• _Records provided_
--- START ---
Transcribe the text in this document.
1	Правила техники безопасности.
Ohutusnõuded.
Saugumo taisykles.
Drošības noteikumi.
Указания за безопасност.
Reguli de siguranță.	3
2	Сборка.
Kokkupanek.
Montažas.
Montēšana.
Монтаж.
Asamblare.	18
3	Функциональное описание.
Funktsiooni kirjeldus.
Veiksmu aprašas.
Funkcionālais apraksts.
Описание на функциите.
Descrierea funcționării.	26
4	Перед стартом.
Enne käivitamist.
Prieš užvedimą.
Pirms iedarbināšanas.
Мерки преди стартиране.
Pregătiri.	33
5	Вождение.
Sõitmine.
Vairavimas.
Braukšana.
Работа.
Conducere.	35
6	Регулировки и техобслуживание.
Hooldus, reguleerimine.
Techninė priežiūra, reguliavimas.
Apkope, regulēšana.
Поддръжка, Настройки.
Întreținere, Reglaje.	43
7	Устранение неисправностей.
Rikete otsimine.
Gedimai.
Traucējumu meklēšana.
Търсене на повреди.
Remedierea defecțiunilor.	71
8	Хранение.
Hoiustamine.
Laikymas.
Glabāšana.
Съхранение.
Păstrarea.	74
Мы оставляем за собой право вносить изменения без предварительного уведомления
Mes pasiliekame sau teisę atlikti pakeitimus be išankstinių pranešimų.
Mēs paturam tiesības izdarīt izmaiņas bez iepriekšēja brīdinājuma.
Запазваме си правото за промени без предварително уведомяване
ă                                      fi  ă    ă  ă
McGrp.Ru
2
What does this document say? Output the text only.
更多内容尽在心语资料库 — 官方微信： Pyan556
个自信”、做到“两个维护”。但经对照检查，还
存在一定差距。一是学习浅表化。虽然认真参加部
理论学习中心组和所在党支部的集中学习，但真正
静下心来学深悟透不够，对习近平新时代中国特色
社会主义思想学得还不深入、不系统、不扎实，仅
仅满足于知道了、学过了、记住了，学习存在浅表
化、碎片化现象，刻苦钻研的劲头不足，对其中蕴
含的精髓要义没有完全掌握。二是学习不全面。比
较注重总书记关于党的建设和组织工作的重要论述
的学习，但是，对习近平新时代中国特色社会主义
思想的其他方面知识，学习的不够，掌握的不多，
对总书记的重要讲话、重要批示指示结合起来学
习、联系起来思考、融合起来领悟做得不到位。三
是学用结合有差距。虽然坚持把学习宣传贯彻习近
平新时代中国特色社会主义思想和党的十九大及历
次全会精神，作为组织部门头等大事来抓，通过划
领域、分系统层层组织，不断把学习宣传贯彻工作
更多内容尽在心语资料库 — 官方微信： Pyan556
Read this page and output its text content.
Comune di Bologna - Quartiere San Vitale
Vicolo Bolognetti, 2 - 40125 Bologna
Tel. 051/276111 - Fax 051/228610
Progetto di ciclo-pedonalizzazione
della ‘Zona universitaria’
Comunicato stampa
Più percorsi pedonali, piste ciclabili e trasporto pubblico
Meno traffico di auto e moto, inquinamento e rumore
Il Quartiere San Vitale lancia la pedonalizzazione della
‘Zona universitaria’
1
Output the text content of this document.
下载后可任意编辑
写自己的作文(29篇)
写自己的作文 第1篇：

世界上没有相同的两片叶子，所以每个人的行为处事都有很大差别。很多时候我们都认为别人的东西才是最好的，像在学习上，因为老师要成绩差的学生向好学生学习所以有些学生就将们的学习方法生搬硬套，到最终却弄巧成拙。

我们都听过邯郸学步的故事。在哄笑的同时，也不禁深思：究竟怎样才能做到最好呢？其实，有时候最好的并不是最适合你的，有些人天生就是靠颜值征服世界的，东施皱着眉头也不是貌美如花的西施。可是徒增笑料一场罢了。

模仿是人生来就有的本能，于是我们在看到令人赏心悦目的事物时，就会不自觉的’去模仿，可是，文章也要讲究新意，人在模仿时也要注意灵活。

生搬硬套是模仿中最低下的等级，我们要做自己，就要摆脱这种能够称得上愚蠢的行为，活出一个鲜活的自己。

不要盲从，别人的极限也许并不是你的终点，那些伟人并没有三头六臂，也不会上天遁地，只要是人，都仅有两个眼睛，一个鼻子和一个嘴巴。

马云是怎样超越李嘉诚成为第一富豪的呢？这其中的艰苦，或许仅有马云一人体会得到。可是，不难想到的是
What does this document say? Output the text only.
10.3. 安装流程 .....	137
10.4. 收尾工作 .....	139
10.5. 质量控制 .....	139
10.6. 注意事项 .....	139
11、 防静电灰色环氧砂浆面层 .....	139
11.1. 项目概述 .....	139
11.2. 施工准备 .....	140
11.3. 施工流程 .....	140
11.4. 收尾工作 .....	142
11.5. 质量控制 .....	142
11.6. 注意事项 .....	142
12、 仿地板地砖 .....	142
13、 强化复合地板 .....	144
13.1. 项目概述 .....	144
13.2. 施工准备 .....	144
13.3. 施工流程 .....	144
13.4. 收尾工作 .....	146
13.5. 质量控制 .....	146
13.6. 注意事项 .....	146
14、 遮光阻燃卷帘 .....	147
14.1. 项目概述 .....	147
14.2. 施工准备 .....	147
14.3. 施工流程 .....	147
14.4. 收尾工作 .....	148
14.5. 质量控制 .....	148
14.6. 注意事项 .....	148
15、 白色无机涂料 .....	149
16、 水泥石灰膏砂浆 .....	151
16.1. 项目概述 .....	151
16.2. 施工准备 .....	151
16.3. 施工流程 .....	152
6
--- END ---
• _Task requirements_
Write out every entry verbatim.

• _Finished answer_
Transcribe the text in this document.
1	Правила техники безопасности.
Ohutusnõuded.
Saugumo taisykles.
Drošības noteikumi.
Указания за безопасност.
Reguli de siguranță.	3
2	Сборка.
Kokkupanek.
Montažas.
Montēšana.
Монтаж.
Asamblare.	18
3	Функциональное описание.
Funktsiooni kirjeldus.
Veiksmu aprašas.
Funkcionālais apraksts.
Описание на функциите.
Descrierea funcționării.	26
4	Перед стартом.
Enne käivitamist.
Prieš užvedimą.
Pirms iedarbināšanas.
Мерки преди стартиране.
Pregătiri.	33
5	Вождение.
Sõitmine.
Vairavimas.
Braukšana.
Работа.
Conducere.	35
6	Регулировки и техобслуживание.
Hooldus, reguleerimine.
Techninė priežiūra, reguliavimas.
Apkope, regulēšana.
Поддръжка, Настройки.
Întreținere, Reglaje.	43
7	Устранение неисправностей.
Rikete otsimine.
Gedimai.
Traucējumu meklēšana.
Търсене на повреди.
Remedierea defecțiunilor.	71
8	Хранение.
Hoiustamine.
Laikymas.
Glabāšana.
Съхранение.
Păstrarea.	74
Мы оставляем за собой право вносить изменения без предварительного уведомления
Mes pasiliekame sau teisę atlikti pakeitimus be išankstinių pranešimų.
Mēs paturam tiesības izdarīt izmaiņas bez iepriekšēja brīdinājuma.
Запазваме си правото за промени без предварително уведомяване
ă                                      fi  ă    ă  ă
McGrp.Ru
2
What does this document say? Output the text only.
更多内容尽在心语资料库 — 官方微信： Pyan556
个自信”、做到“两个维护”。但经对照检查，还
存在一定差距。一是学习浅表化。虽然认真参加部
理论学习中心组和所在党支部的集中学习，但真正
静下心来学深悟透不够，对习近平新时代中国特色
社会主义思想学得还不深入、不系统、不扎实，仅
仅满足于知道了、学过了、记住了，学习存在浅表
化、碎片化现象，刻苦钻研的劲头不足，对其中蕴
含的精髓要义没有完全掌握。二是学习不全面。比
较注重总书记关于党的建设和组织工作的重要论述
的学习，但是，对习近平新时代中国特色社会主义
思想的其他方面知识，学习的不够，掌握的不多，
对总书记的重要讲话、重要批示指示结合起来学
习、联系起来思考、融合起来领悟做得不到位。三
是学用结合有差距。虽然坚持把学习宣传贯彻习近
平新时代中国特色社会主义思想和党的十九大及历
次全会精神，作为组织部门头等大事来抓，通过划
领域、分系统层层组织，不断把学习宣传贯彻工作
更多内容尽在心语资料库 — 官方微信： Pyan556
Read this page and output its text content.
Comune di Bologna - Quartiere San Vitale
Vicolo Bolognetti, 2 - 40125 Bologna
Tel. 051/276111 - Fax 051/228610
Progetto di ciclo-pedonalizzazione
della ‘Zona universitaria’
Comunicato stampa
Più percorsi pedonali, piste ciclabili e trasporto pubblico
Meno traffico di auto e moto, inquinamento e rumore
Il Quartiere San Vitale lancia la pedonalizzazione della
‘Zona universitaria’
1
Output the text content of this document.
下载后可任意编辑
写自己的作文(29篇)
写自己的作文 第1篇：

世界上没有相同的两片叶子，所以每个人的行为处事都有很大差别。很多时候我们都认为别人的东西才是最好的，像在学习上，因为老师要成绩差的学生向好学生学习所以有些学生就将们的学习方法生搬硬套，到最终却弄巧成拙。

我们都听过邯郸学步的故事。在哄笑的同时，也不禁深思：究竟怎样才能做到最好呢？其实，有时候最好的并不是最适合你的，有些人天生就是靠颜值征服世界的，东施皱着眉头也不是貌美如花的西施。可是徒增笑料一场罢了。

模仿是人生来就有的本能，于是我们在看到令人赏心悦目的事物时，就会不自觉的’去模仿，可是，文章也要讲究新意，人在模仿时也要注意灵活。

生搬硬套是模仿中最低下的等级，我们要做自己，就要摆脱这种能够称得上愚蠢的行为，活出一个鲜活的自己。

不要盲从，别人的极限也许并不是你的终点，那些伟人并没有三头六臂，也不会上天遁地，只要是人，都仅有两个眼睛，一个鼻子和一个嘴巴。

马云是怎样超越李嘉诚成为第一富豪的呢？这其中的艰苦，或许仅有马云一人体会得到。可是，不难想到的是
What does this document say? Output the text only.
10.3. 安装流程 .....	137
10.4. 收尾工作 .....	139
10.5. 质量控制 .....	139
10.6. 注意事项 .....	139
11、 防静电灰色环氧砂浆面层 .....	139
11.1. 项目概述 .....	139
11.2. 施工准备 .....	140
11.3. 施工流程 .....	140
11.4. 收尾工作 .....	142
11.5. 质量控制 .....	142
11.6. 注意事项 .....	142
12、 仿地板地砖 .....	142
13、 强化复合地板 .....	144
13.1. 项目概述 .....	144
13.2. 施工准备 .....	144
13.3. 施工流程 .....	144
13.4. 收尾工作 .....	146
13.5. 质量控制 .....	146
13.6. 注意事项 .....	146
14、 遮光阻燃卷帘 .....	147
14.1. 项目概述 .....	147
14.2. 施工准备 .....	147
14.3. 施工流程 .....	147
14.4. 收尾工作 .....	148
14.5. 质量控制 .....	148
14.6. 注意事项 .....	148
15、 白色无机涂料 .....	149
16、 水泥石灰膏砂浆 .....	151
16.1. 项目概述 .....	151
16.2. 施工准备 .....	151
16.3. 施工流程 .....	152
6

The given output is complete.